YOUR INSTRUCTIONS: Word for word, print each line of the listing below; pictures stay out.

SUPPLIED MATERIAL:
○ ○ ○ ○

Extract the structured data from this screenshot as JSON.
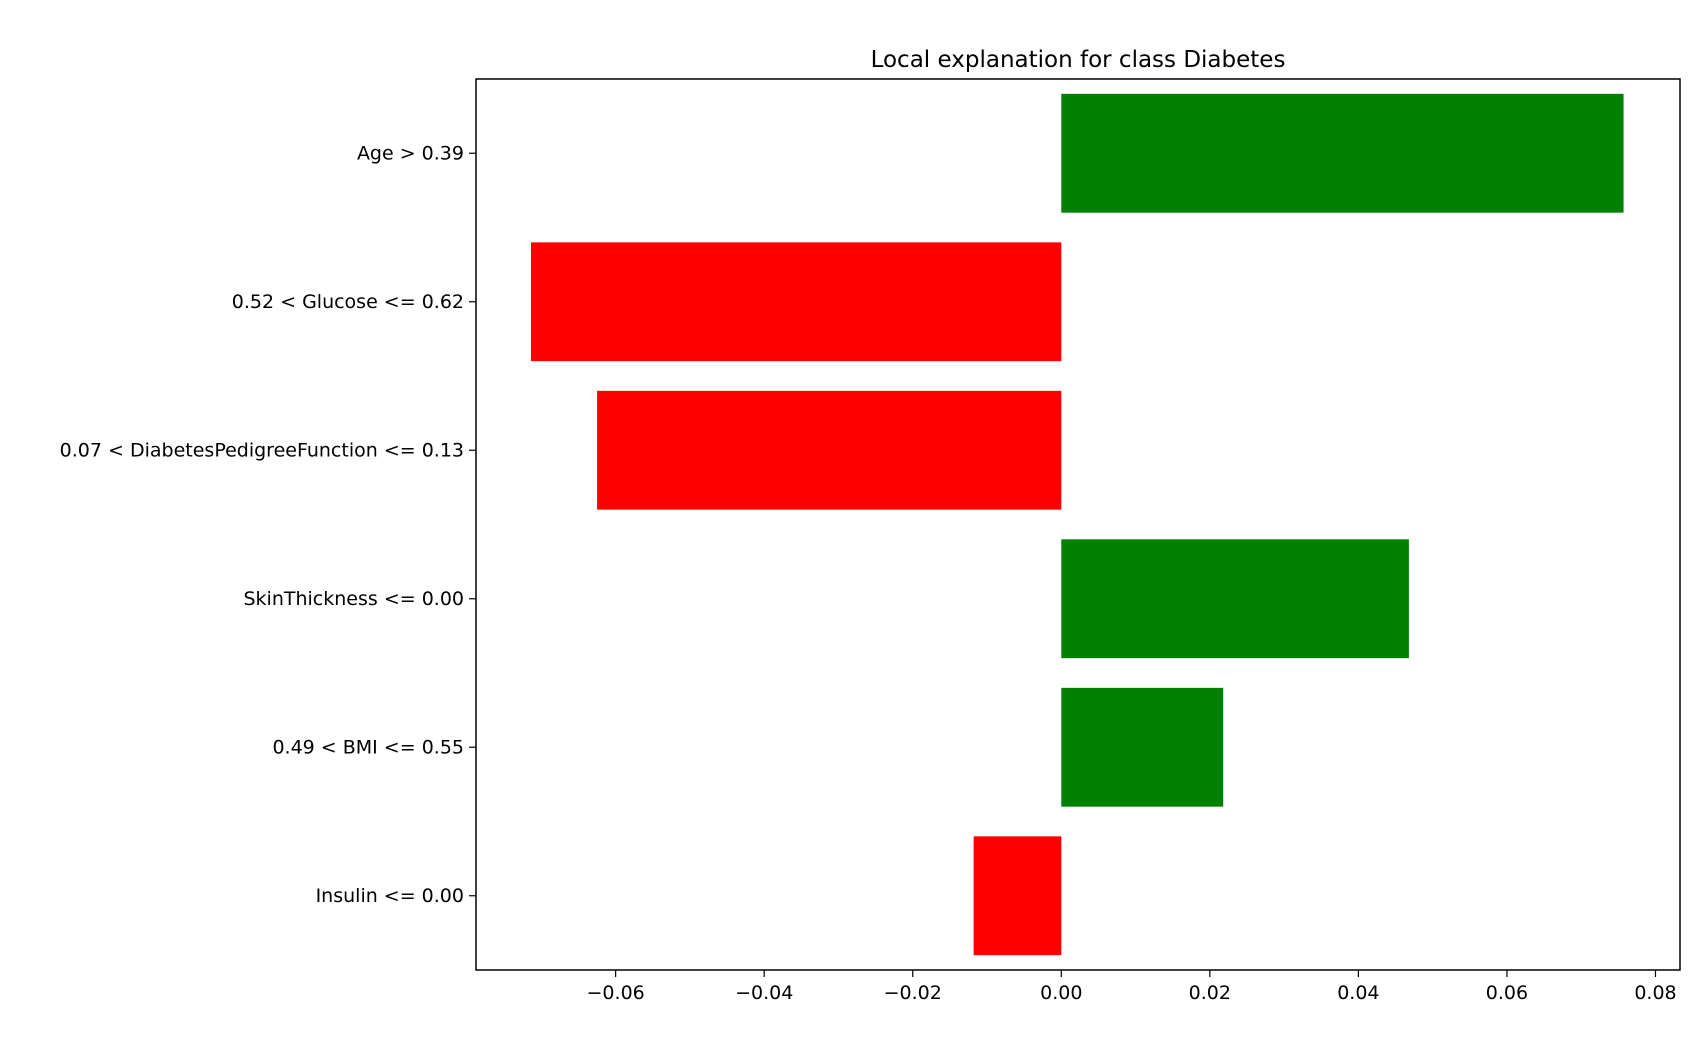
{
  "chart_data": {
    "type": "bar",
    "orientation": "horizontal",
    "title": "Local explanation for class Diabetes",
    "xlabel": "",
    "ylabel": "",
    "categories": [
      "Age > 0.39",
      "0.52 < Glucose <= 0.62",
      "0.07 < DiabetesPedigreeFunction <= 0.13",
      "SkinThickness <= 0.00",
      "0.49 < BMI <= 0.55",
      "Insulin <= 0.00"
    ],
    "values": [
      0.0757,
      -0.0714,
      -0.0625,
      0.0468,
      0.0218,
      -0.0118
    ],
    "xlim": [
      -0.0788,
      0.0833
    ],
    "xticks": [
      -0.06,
      -0.04,
      -0.02,
      0.0,
      0.02,
      0.04,
      0.06,
      0.08
    ],
    "xtick_labels": [
      "−0.06",
      "−0.04",
      "−0.02",
      "0.00",
      "0.02",
      "0.04",
      "0.06",
      "0.08"
    ],
    "colors": {
      "positive": "#008000",
      "negative": "#ff0000"
    },
    "grid": false,
    "legend": "none"
  }
}
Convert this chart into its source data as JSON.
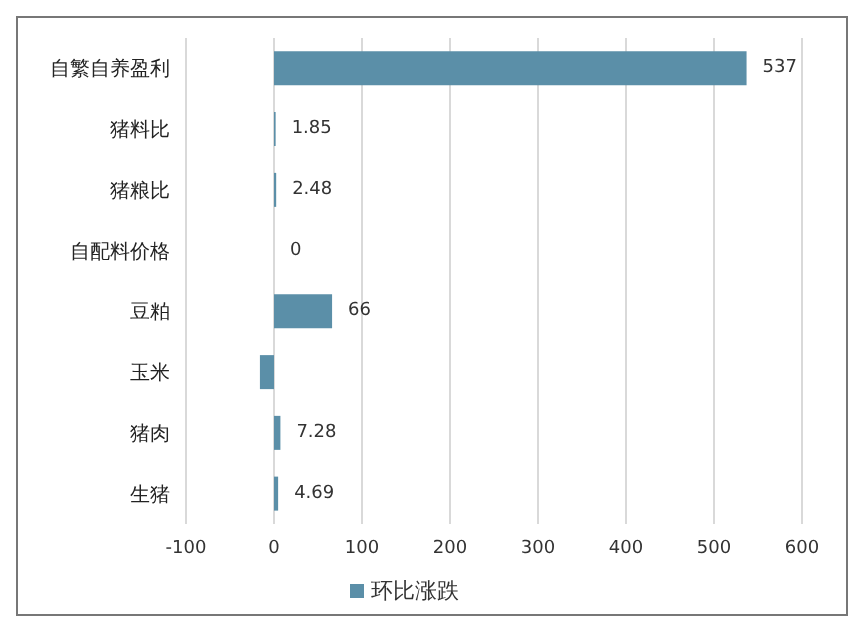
{
  "chart_data": {
    "type": "bar",
    "orientation": "horizontal",
    "categories": [
      "自繁自养盈利",
      "猪料比",
      "猪粮比",
      "自配料价格",
      "豆粕",
      "玉米",
      "猪肉",
      "生猪"
    ],
    "series": [
      {
        "name": "环比涨跌",
        "color": "#5b8fa8",
        "values": [
          537,
          1.85,
          2.48,
          0,
          66,
          -16,
          7.28,
          4.69
        ],
        "value_labels": [
          "537",
          "1.85",
          "2.48",
          "0",
          "66",
          null,
          "7.28",
          "4.69"
        ]
      }
    ],
    "xlim": [
      -100,
      600
    ],
    "xticks": [
      -100,
      0,
      100,
      200,
      300,
      400,
      500,
      600
    ],
    "grid": "x",
    "legend": "bottom"
  }
}
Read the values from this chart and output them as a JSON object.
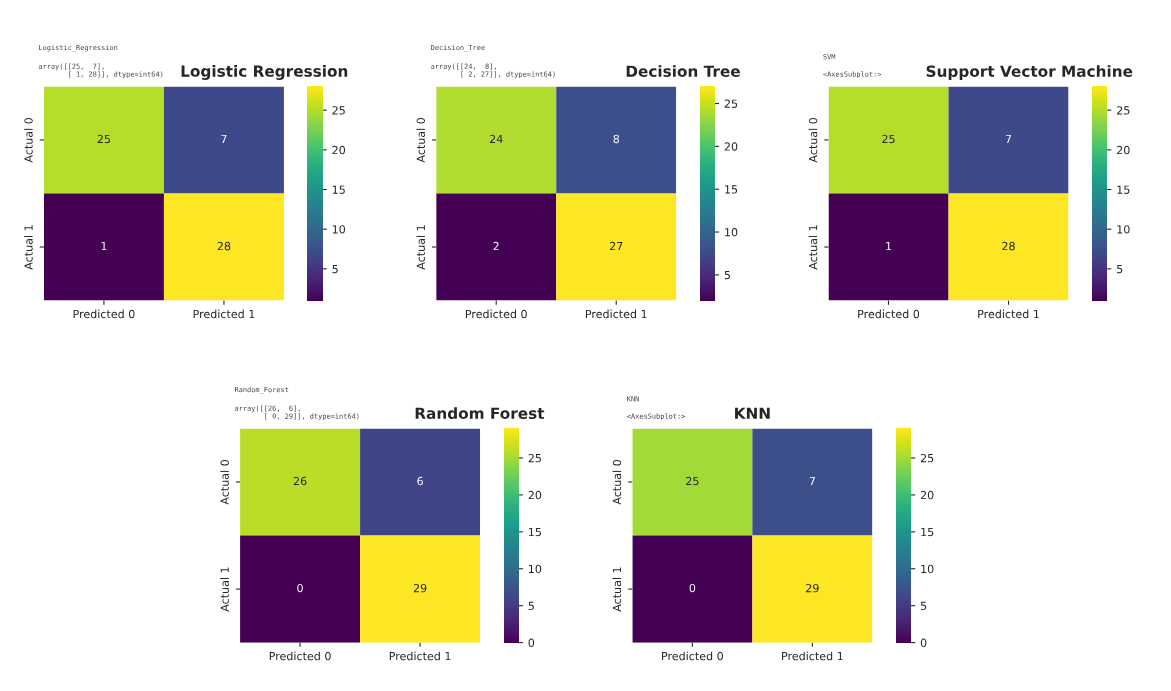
{
  "chart_data": [
    {
      "type": "heatmap",
      "title": "Logistic Regression",
      "annotations": [
        "Logistic_Regression",
        "array([[25,  7],\n       [ 1, 28]], dtype=int64)"
      ],
      "categories": [
        "Predicted 0",
        "Predicted 1"
      ],
      "y_categories": [
        "Actual 0",
        "Actual 1"
      ],
      "cells": [
        [
          25,
          7
        ],
        [
          1,
          28
        ]
      ],
      "data_labels": true,
      "clim": [
        1,
        28
      ],
      "cticks": [
        5,
        10,
        15,
        20,
        25
      ]
    },
    {
      "type": "heatmap",
      "title": "Decision Tree",
      "annotations": [
        "Decision_Tree",
        "array([[24,  8],\n       [ 2, 27]], dtype=int64)"
      ],
      "categories": [
        "Predicted 0",
        "Predicted 1"
      ],
      "y_categories": [
        "Actual 0",
        "Actual 1"
      ],
      "cells": [
        [
          24,
          8
        ],
        [
          2,
          27
        ]
      ],
      "data_labels": true,
      "clim": [
        2,
        27
      ],
      "cticks": [
        5,
        10,
        15,
        20,
        25
      ]
    },
    {
      "type": "heatmap",
      "title": "Support Vector Machine",
      "annotations": [
        "SVM",
        "<AxesSubplot:>"
      ],
      "categories": [
        "Predicted 0",
        "Predicted 1"
      ],
      "y_categories": [
        "Actual 0",
        "Actual 1"
      ],
      "cells": [
        [
          25,
          7
        ],
        [
          1,
          28
        ]
      ],
      "data_labels": true,
      "clim": [
        1,
        28
      ],
      "cticks": [
        5,
        10,
        15,
        20,
        25
      ]
    },
    {
      "type": "heatmap",
      "title": "Random Forest",
      "annotations": [
        "Random_Forest",
        "array([[26,  6],\n       [ 0, 29]], dtype=int64)"
      ],
      "categories": [
        "Predicted 0",
        "Predicted 1"
      ],
      "y_categories": [
        "Actual 0",
        "Actual 1"
      ],
      "cells": [
        [
          26,
          6
        ],
        [
          0,
          29
        ]
      ],
      "data_labels": true,
      "clim": [
        0,
        29
      ],
      "cticks": [
        0,
        5,
        10,
        15,
        20,
        25
      ]
    },
    {
      "type": "heatmap",
      "title": "KNN",
      "annotations": [
        "KNN",
        "<AxesSubplot:>"
      ],
      "categories": [
        "Predicted 0",
        "Predicted 1"
      ],
      "y_categories": [
        "Actual 0",
        "Actual 1"
      ],
      "cells": [
        [
          25,
          7
        ],
        [
          0,
          29
        ]
      ],
      "data_labels": true,
      "clim": [
        0,
        29
      ],
      "cticks": [
        0,
        5,
        10,
        15,
        20,
        25
      ]
    }
  ]
}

○ ○ ○ ○

FINISHED ANSWER:
Extract the structured data from this screenshot as JSON.
{
  "chart_data": {
    "type": "bar",
    "orientation": "horizontal",
    "title": "Local explanation for class Diabetes",
    "xlabel": "",
    "ylabel": "",
    "categories": [
      "Age > 0.39",
      "0.52 < Glucose <= 0.62",
      "0.07 < DiabetesPedigreeFunction <= 0.13",
      "SkinThickness <= 0.00",
      "0.49 < BMI <= 0.55",
      "Insulin <= 0.00"
    ],
    "values": [
      0.0757,
      -0.0714,
      -0.0625,
      0.0468,
      0.0218,
      -0.0118
    ],
    "xlim": [
      -0.0788,
      0.0833
    ],
    "xticks": [
      -0.06,
      -0.04,
      -0.02,
      0.0,
      0.02,
      0.04,
      0.06,
      0.08
    ],
    "xtick_labels": [
      "−0.06",
      "−0.04",
      "−0.02",
      "0.00",
      "0.02",
      "0.04",
      "0.06",
      "0.08"
    ],
    "colors": {
      "positive": "#008000",
      "negative": "#ff0000"
    },
    "grid": false,
    "legend": "none"
  }
}
Convert this chart into its source data as JSON.
{
  "chart_data": {
    "type": "bar",
    "orientation": "horizontal",
    "categories": [
      "自繁自养盈利",
      "猪料比",
      "猪粮比",
      "自配料价格",
      "豆粕",
      "玉米",
      "猪肉",
      "生猪"
    ],
    "series": [
      {
        "name": "环比涨跌",
        "color": "#5b8fa8",
        "values": [
          537,
          1.85,
          2.48,
          0,
          66,
          -16,
          7.28,
          4.69
        ],
        "value_labels": [
          "537",
          "1.85",
          "2.48",
          "0",
          "66",
          null,
          "7.28",
          "4.69"
        ]
      }
    ],
    "xlim": [
      -100,
      600
    ],
    "xticks": [
      -100,
      0,
      100,
      200,
      300,
      400,
      500,
      600
    ],
    "grid": "x",
    "legend": "bottom"
  }
}
Read the values from this chart and output them as a JSON object.
{
  "chart_data": [
    {
      "type": "heatmap",
      "title": "Logistic Regression",
      "annotations": [
        "Logistic_Regression",
        "array([[25,  7],\n       [ 1, 28]], dtype=int64)"
      ],
      "categories": [
        "Predicted 0",
        "Predicted 1"
      ],
      "y_categories": [
        "Actual 0",
        "Actual 1"
      ],
      "cells": [
        [
          25,
          7
        ],
        [
          1,
          28
        ]
      ],
      "data_labels": true,
      "clim": [
        1,
        28
      ],
      "cticks": [
        5,
        10,
        15,
        20,
        25
      ]
    },
    {
      "type": "heatmap",
      "title": "Decision Tree",
      "annotations": [
        "Decision_Tree",
        "array([[24,  8],\n       [ 2, 27]], dtype=int64)"
      ],
      "categories": [
        "Predicted 0",
        "Predicted 1"
      ],
      "y_categories": [
        "Actual 0",
        "Actual 1"
      ],
      "cells": [
        [
          24,
          8
        ],
        [
          2,
          27
        ]
      ],
      "data_labels": true,
      "clim": [
        2,
        27
      ],
      "cticks": [
        5,
        10,
        15,
        20,
        25
      ]
    },
    {
      "type": "heatmap",
      "title": "Support Vector Machine",
      "annotations": [
        "SVM",
        "<AxesSubplot:>"
      ],
      "categories": [
        "Predicted 0",
        "Predicted 1"
      ],
      "y_categories": [
        "Actual 0",
        "Actual 1"
      ],
      "cells": [
        [
          25,
          7
        ],
        [
          1,
          28
        ]
      ],
      "data_labels": true,
      "clim": [
        1,
        28
      ],
      "cticks": [
        5,
        10,
        15,
        20,
        25
      ]
    },
    {
      "type": "heatmap",
      "title": "Random Forest",
      "annotations": [
        "Random_Forest",
        "array([[26,  6],\n       [ 0, 29]], dtype=int64)"
      ],
      "categories": [
        "Predicted 0",
        "Predicted 1"
      ],
      "y_categories": [
        "Actual 0",
        "Actual 1"
      ],
      "cells": [
        [
          26,
          6
        ],
        [
          0,
          29
        ]
      ],
      "data_labels": true,
      "clim": [
        0,
        29
      ],
      "cticks": [
        0,
        5,
        10,
        15,
        20,
        25
      ]
    },
    {
      "type": "heatmap",
      "title": "KNN",
      "annotations": [
        "KNN",
        "<AxesSubplot:>"
      ],
      "categories": [
        "Predicted 0",
        "Predicted 1"
      ],
      "y_categories": [
        "Actual 0",
        "Actual 1"
      ],
      "cells": [
        [
          25,
          7
        ],
        [
          0,
          29
        ]
      ],
      "data_labels": true,
      "clim": [
        0,
        29
      ],
      "cticks": [
        0,
        5,
        10,
        15,
        20,
        25
      ]
    }
  ]
}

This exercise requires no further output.